* [What this exercise asks]:
1 – According to the passage on the Havyn security assistant, how many security events per day does the average security operations center face?
2 – In one to three sentences, explain why IBM is pursuing cognitive intelligence initiatives such as applying Watson to cybersecurity, based on the passage on the Havyn security assistant.

━━━━━ Source document ━━━━━

The average security operations center at a major corporation or other large organization is confronted with 200,000 security events per day that need investigation or response, according to IBM Research.

“They need to sift through mountains of data,” Spisak said. “It’s a struggle to keep up with cybersecurity threats.”

Havyn, he said, could be developed into a “cognitive security assistant” that could automate some tasks and help analysts understand incoming threats and vulnerabilities — in addition to talking to them. Specifically, the goal is to have Havyn interact with security analysts on topics such as real-time threat updates.

For instance, an analyst might ask: “Havyn, what’s my security posture?” Or “What threats am I facing?” Havyn would search the data and spit out natural language answers in real time.

“It’s more than having a slick interface,” Spisak said. “It’s using cognition — what the human brain goes through. It’s using analytics and interfaces to give a more natural experience” that could be applied to banking, health care and other industries.

Market researcher International Data Corp., based in Framingham, Massachusetts, forecasts that worldwide spending on cognitive computing systems will reach $31.3 billion by 2019.

IBM is betting that its cognitive intelligence initiatives — such as applying Watson to cybersecurity — will help revive stagnant revenue growth. The Armonk-based company’s first-quarter revenue announced in April showed a 3 percent decline.

The volume of cybercrimes confronting businesses, government agencies and other organizations presents a major market opportunity.

Michael Nizich, a veteran IT professional and director of the Entrepreneurship & Technology Innovation Center at New York Institute of Technology in Old Westbury, said there were 1.5 million successful cyberattacks in the United States in 2016, according to the National Security Agency.

━━━━━ Source data ━━━━━

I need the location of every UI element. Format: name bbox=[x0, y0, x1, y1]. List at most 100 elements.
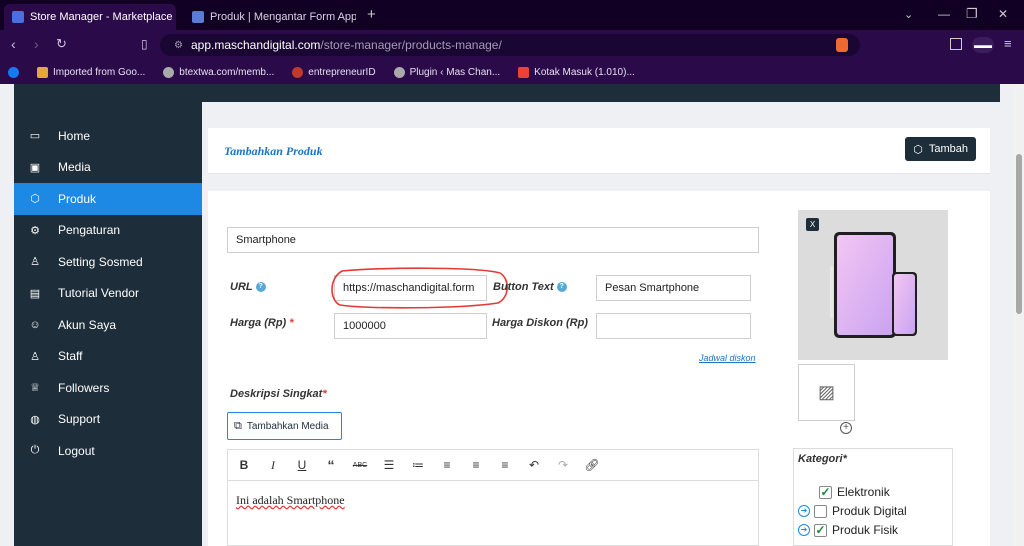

━━━━━

* [Outputs by task]:
1 – 200,000 security events per day, according to IBM Research.

2 – IBM is betting that these initiatives will help revive its stagnant revenue growth. Its first-quarter revenue, announced in April, showed a 3 percent decline.